Stored records:
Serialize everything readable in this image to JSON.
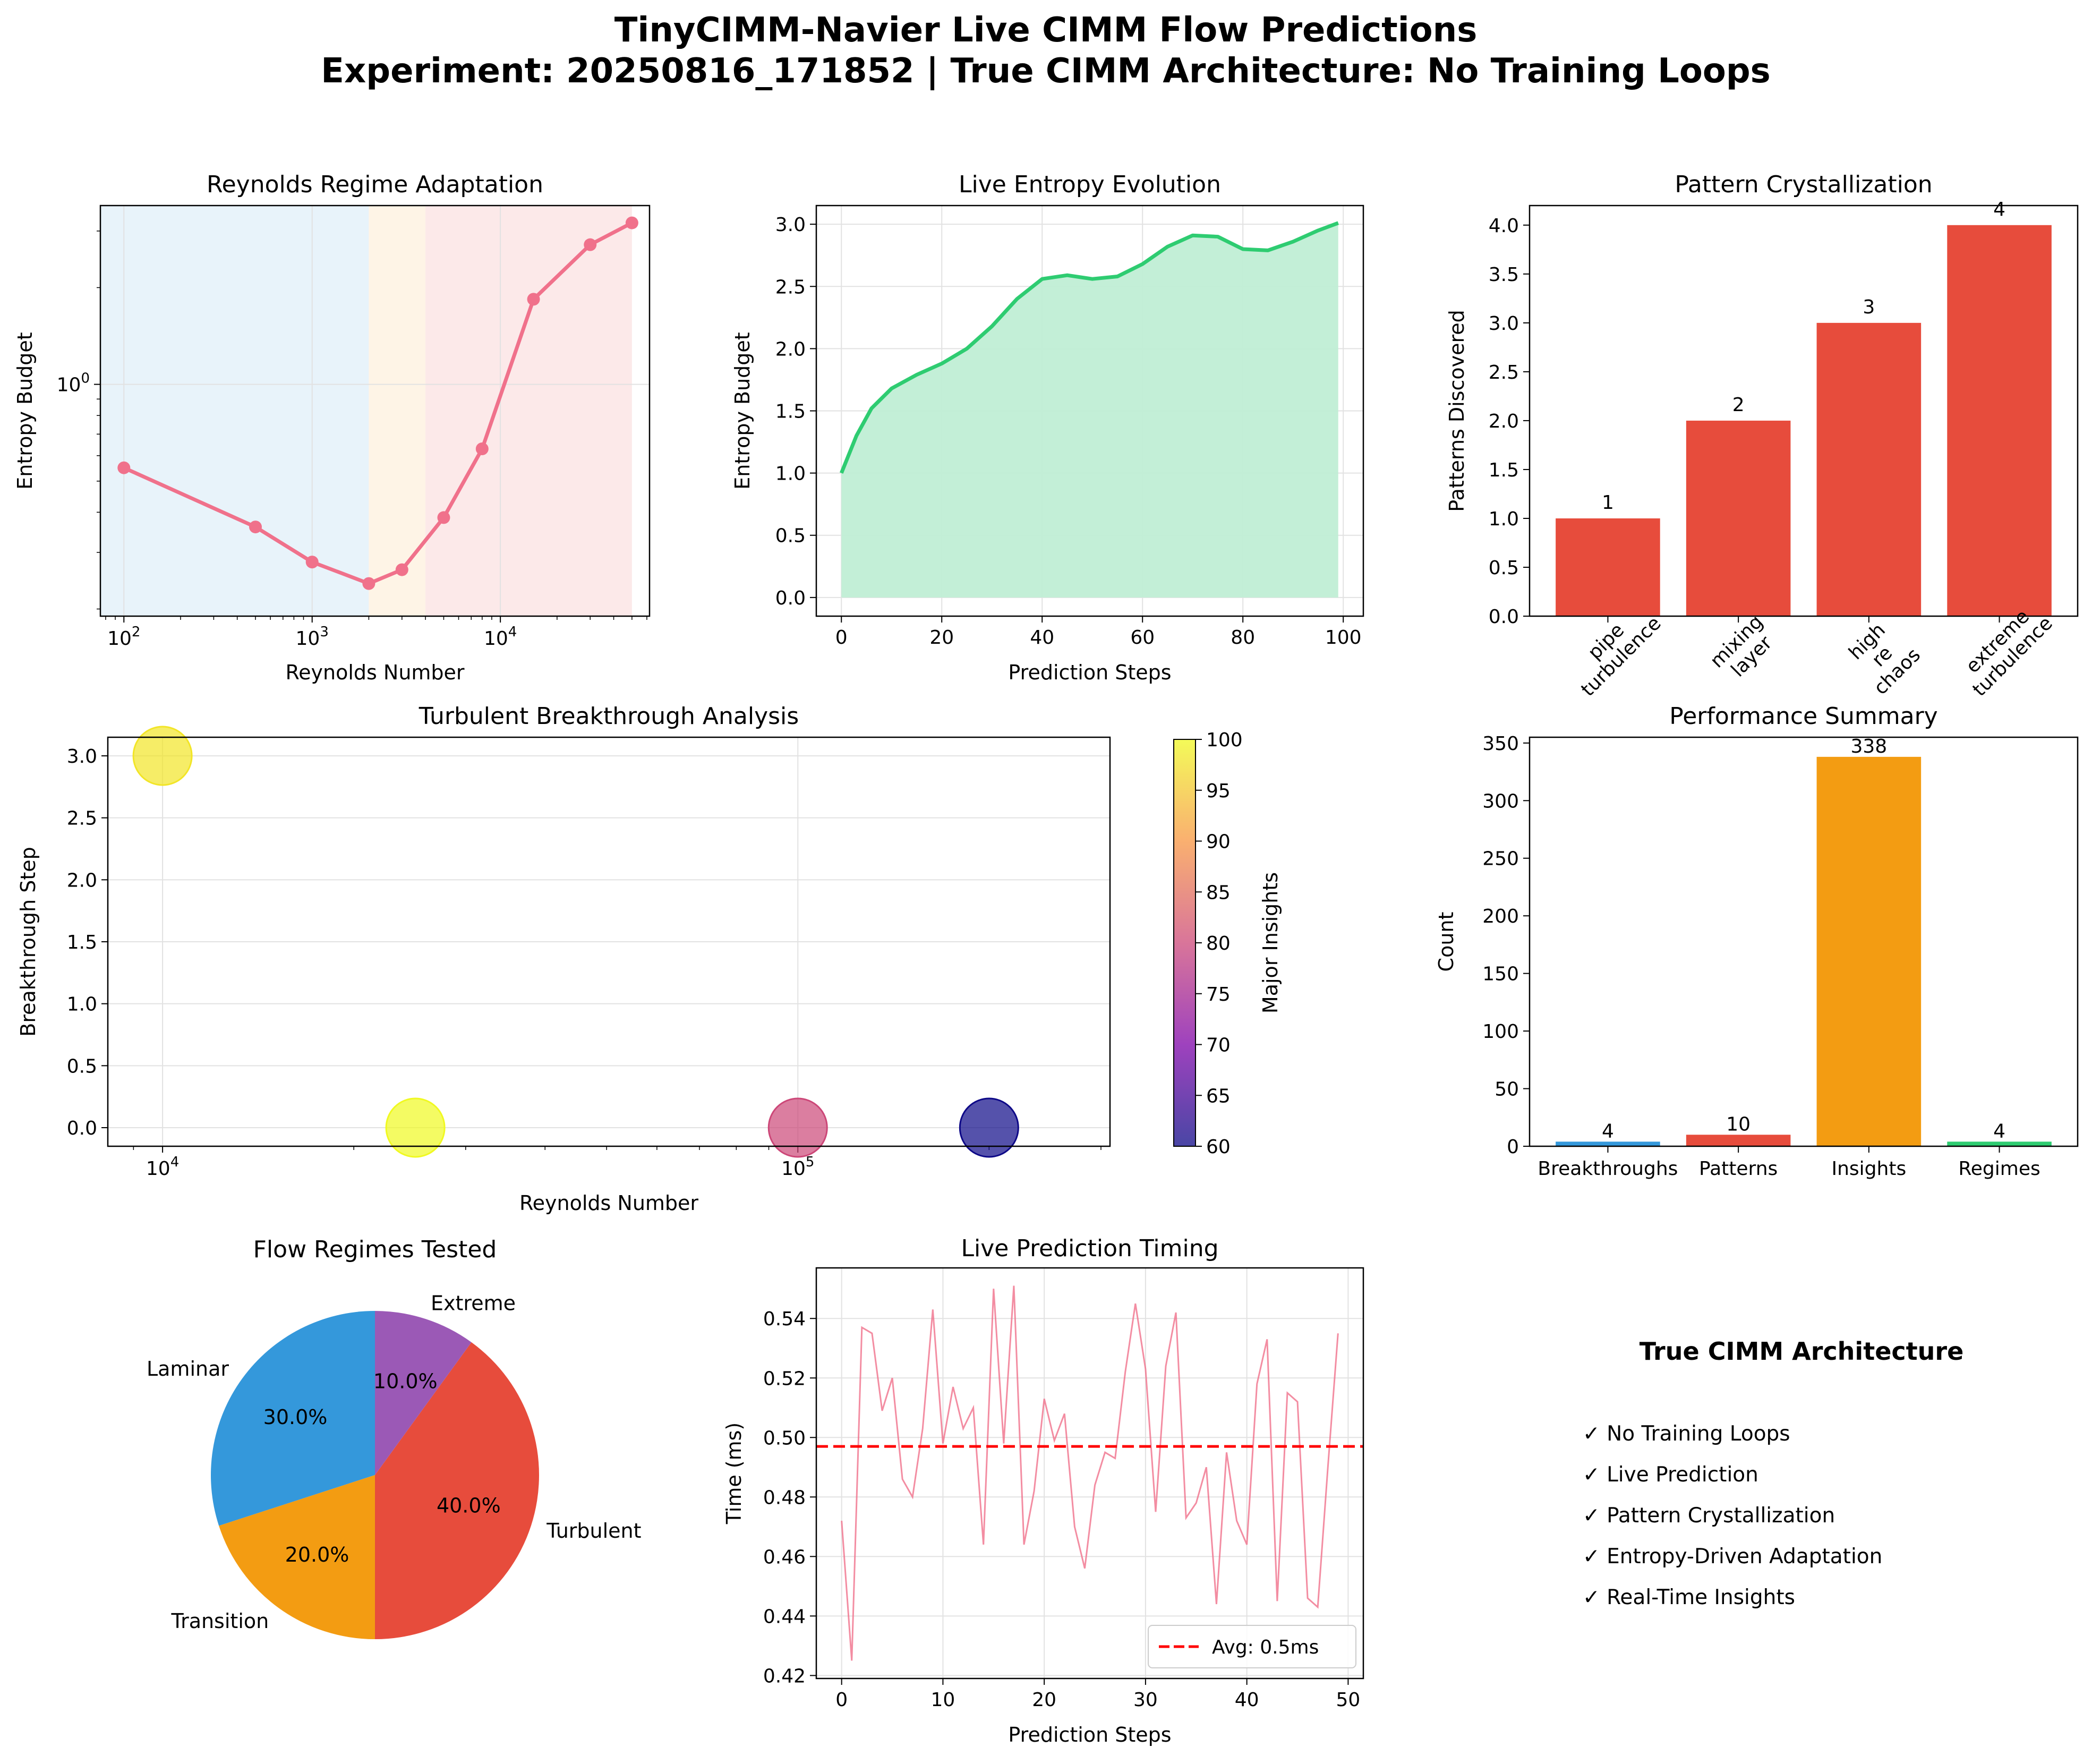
{
  "figure": {
    "title_line1": "TinyCIMM-Navier Live CIMM Flow Predictions",
    "title_line2": "Experiment: 20250816_171852 | True CIMM Architecture: No Training Loops"
  },
  "colors": {
    "pink": "#f0718b",
    "green": "#2ecc71",
    "green_fill": "#c0eed5",
    "red": "#e74c3c",
    "blue": "#3498db",
    "orange": "#f39c12",
    "purple": "#9b59b6",
    "bg_blue": "#e8f3fa",
    "bg_orange": "#fef4e6",
    "bg_red": "#fce9e9",
    "grid": "#e2e2e2",
    "avg_line": "#ff0000"
  },
  "chart_data": [
    {
      "id": "reynolds",
      "type": "line",
      "title": "Reynolds Regime Adaptation",
      "xlabel": "Reynolds Number",
      "ylabel": "Entropy Budget",
      "x_scale": "log",
      "y_scale": "log",
      "xlim": [
        75,
        62000
      ],
      "ylim": [
        0.19,
        3.6
      ],
      "x_ticks": [
        {
          "value": 100,
          "base": "10",
          "exp": "2"
        },
        {
          "value": 1000,
          "base": "10",
          "exp": "3"
        },
        {
          "value": 10000,
          "base": "10",
          "exp": "4"
        }
      ],
      "y_ticks": [
        {
          "value": 1,
          "base": "10",
          "exp": "0"
        }
      ],
      "regime_bands": [
        {
          "from": 75,
          "to": 2000,
          "color": "bg_blue"
        },
        {
          "from": 2000,
          "to": 4000,
          "color": "bg_orange"
        },
        {
          "from": 4000,
          "to": 50000,
          "color": "bg_red"
        }
      ],
      "series": [
        {
          "x": [
            100,
            500,
            1000,
            2000,
            3000,
            5000,
            8000,
            15000,
            30000,
            50000
          ],
          "y": [
            0.55,
            0.36,
            0.28,
            0.24,
            0.265,
            0.385,
            0.63,
            1.84,
            2.72,
            3.18
          ]
        }
      ],
      "grid": true
    },
    {
      "id": "entropy",
      "type": "area",
      "title": "Live Entropy Evolution",
      "xlabel": "Prediction Steps",
      "ylabel": "Entropy Budget",
      "xlim": [
        -5,
        104
      ],
      "ylim": [
        -0.15,
        3.15
      ],
      "x_ticks": [
        0,
        20,
        40,
        60,
        80,
        100
      ],
      "y_ticks": [
        "0.0",
        "0.5",
        "1.0",
        "1.5",
        "2.0",
        "2.5",
        "3.0"
      ],
      "series": [
        {
          "x": [
            0,
            3,
            6,
            10,
            15,
            20,
            25,
            30,
            35,
            40,
            45,
            50,
            55,
            60,
            65,
            70,
            75,
            80,
            85,
            90,
            95,
            99
          ],
          "y": [
            1.0,
            1.3,
            1.52,
            1.68,
            1.79,
            1.88,
            2.0,
            2.18,
            2.4,
            2.56,
            2.59,
            2.56,
            2.58,
            2.68,
            2.82,
            2.91,
            2.9,
            2.8,
            2.79,
            2.86,
            2.95,
            3.01
          ]
        }
      ],
      "grid": true
    },
    {
      "id": "patterns",
      "type": "bar",
      "title": "Pattern Crystallization",
      "ylabel": "Patterns Discovered",
      "categories": [
        [
          "pipe",
          "turbulence"
        ],
        [
          "mixing",
          "layer"
        ],
        [
          "high",
          "re",
          "chaos"
        ],
        [
          "extreme",
          "turbulence"
        ]
      ],
      "values": [
        1,
        2,
        3,
        4
      ],
      "value_labels": [
        "1",
        "2",
        "3",
        "4"
      ],
      "ylim": [
        0,
        4.2
      ],
      "y_ticks": [
        "0.0",
        "0.5",
        "1.0",
        "1.5",
        "2.0",
        "2.5",
        "3.0",
        "3.5",
        "4.0"
      ]
    },
    {
      "id": "breakthrough",
      "type": "scatter",
      "title": "Turbulent Breakthrough Analysis",
      "xlabel": "Reynolds Number",
      "ylabel": "Breakthrough Step",
      "x_scale": "log",
      "xlim": [
        8200,
        310000
      ],
      "ylim": [
        -0.15,
        3.15
      ],
      "x_ticks": [
        {
          "value": 10000,
          "base": "10",
          "exp": "4"
        },
        {
          "value": 100000,
          "base": "10",
          "exp": "5"
        }
      ],
      "y_ticks": [
        "0.0",
        "0.5",
        "1.0",
        "1.5",
        "2.0",
        "2.5",
        "3.0"
      ],
      "points": [
        {
          "x": 10000,
          "y": 3,
          "insights": 98
        },
        {
          "x": 25000,
          "y": 0,
          "insights": 100
        },
        {
          "x": 100000,
          "y": 0,
          "insights": 80
        },
        {
          "x": 200000,
          "y": 0,
          "insights": 60
        }
      ],
      "colorbar": {
        "label": "Major Insights",
        "range": [
          60,
          100
        ],
        "ticks": [
          60,
          65,
          70,
          75,
          80,
          85,
          90,
          95,
          100
        ]
      },
      "grid": true
    },
    {
      "id": "performance",
      "type": "bar",
      "title": "Performance Summary",
      "ylabel": "Count",
      "categories": [
        "Breakthroughs",
        "Patterns",
        "Insights",
        "Regimes"
      ],
      "values": [
        4,
        10,
        338,
        4
      ],
      "value_labels": [
        "4",
        "10",
        "338",
        "4"
      ],
      "bar_colors": [
        "blue",
        "red",
        "orange",
        "green"
      ],
      "ylim": [
        0,
        355
      ],
      "y_ticks": [
        0,
        50,
        100,
        150,
        200,
        250,
        300,
        350
      ]
    },
    {
      "id": "regimes",
      "type": "pie",
      "title": "Flow Regimes Tested",
      "slices": [
        {
          "label": "Laminar",
          "value": 30,
          "pct": "30.0%",
          "color": "blue"
        },
        {
          "label": "Transition",
          "value": 20,
          "pct": "20.0%",
          "color": "orange"
        },
        {
          "label": "Turbulent",
          "value": 40,
          "pct": "40.0%",
          "color": "red"
        },
        {
          "label": "Extreme",
          "value": 10,
          "pct": "10.0%",
          "color": "purple"
        }
      ]
    },
    {
      "id": "timing",
      "type": "line",
      "title": "Live Prediction Timing",
      "xlabel": "Prediction Steps",
      "ylabel": "Time (ms)",
      "xlim": [
        -2.5,
        51.5
      ],
      "ylim": [
        0.419,
        0.557
      ],
      "x_ticks": [
        0,
        10,
        20,
        30,
        40,
        50
      ],
      "y_ticks": [
        "0.42",
        "0.44",
        "0.46",
        "0.48",
        "0.50",
        "0.52",
        "0.54"
      ],
      "series": [
        {
          "x": [
            0,
            1,
            2,
            3,
            4,
            5,
            6,
            7,
            8,
            9,
            10,
            11,
            12,
            13,
            14,
            15,
            16,
            17,
            18,
            19,
            20,
            21,
            22,
            23,
            24,
            25,
            26,
            27,
            28,
            29,
            30,
            31,
            32,
            33,
            34,
            35,
            36,
            37,
            38,
            39,
            40,
            41,
            42,
            43,
            44,
            45,
            46,
            47,
            48,
            49
          ],
          "y": [
            0.472,
            0.425,
            0.537,
            0.535,
            0.509,
            0.52,
            0.486,
            0.48,
            0.503,
            0.543,
            0.498,
            0.517,
            0.503,
            0.51,
            0.464,
            0.55,
            0.498,
            0.551,
            0.464,
            0.482,
            0.513,
            0.499,
            0.508,
            0.47,
            0.456,
            0.484,
            0.495,
            0.493,
            0.522,
            0.545,
            0.523,
            0.475,
            0.524,
            0.542,
            0.473,
            0.478,
            0.49,
            0.444,
            0.495,
            0.472,
            0.464,
            0.518,
            0.533,
            0.445,
            0.515,
            0.512,
            0.446,
            0.443,
            0.49,
            0.535
          ]
        }
      ],
      "avg": {
        "value": 0.497,
        "label": "Avg: 0.5ms"
      },
      "grid": true
    }
  ],
  "architecture": {
    "title": "True CIMM Architecture",
    "items": [
      "✓ No Training Loops",
      "✓ Live Prediction",
      "✓ Pattern Crystallization",
      "✓ Entropy-Driven Adaptation",
      "✓ Real-Time Insights"
    ]
  }
}
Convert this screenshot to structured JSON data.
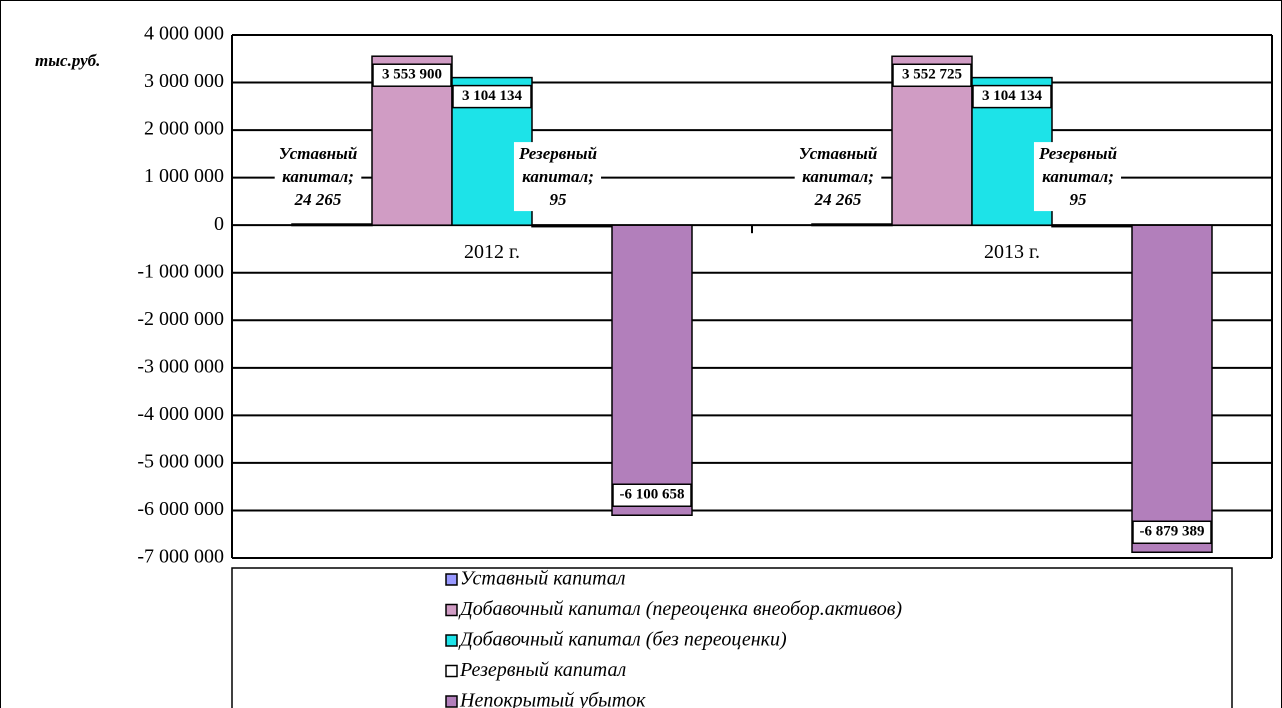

### Problem details
Scan the material above for the string "Crystallization" and report each line where you find it.

### Solution for this problem
      "title": "Pattern Crystallization",
      "✓ Pattern Crystallization",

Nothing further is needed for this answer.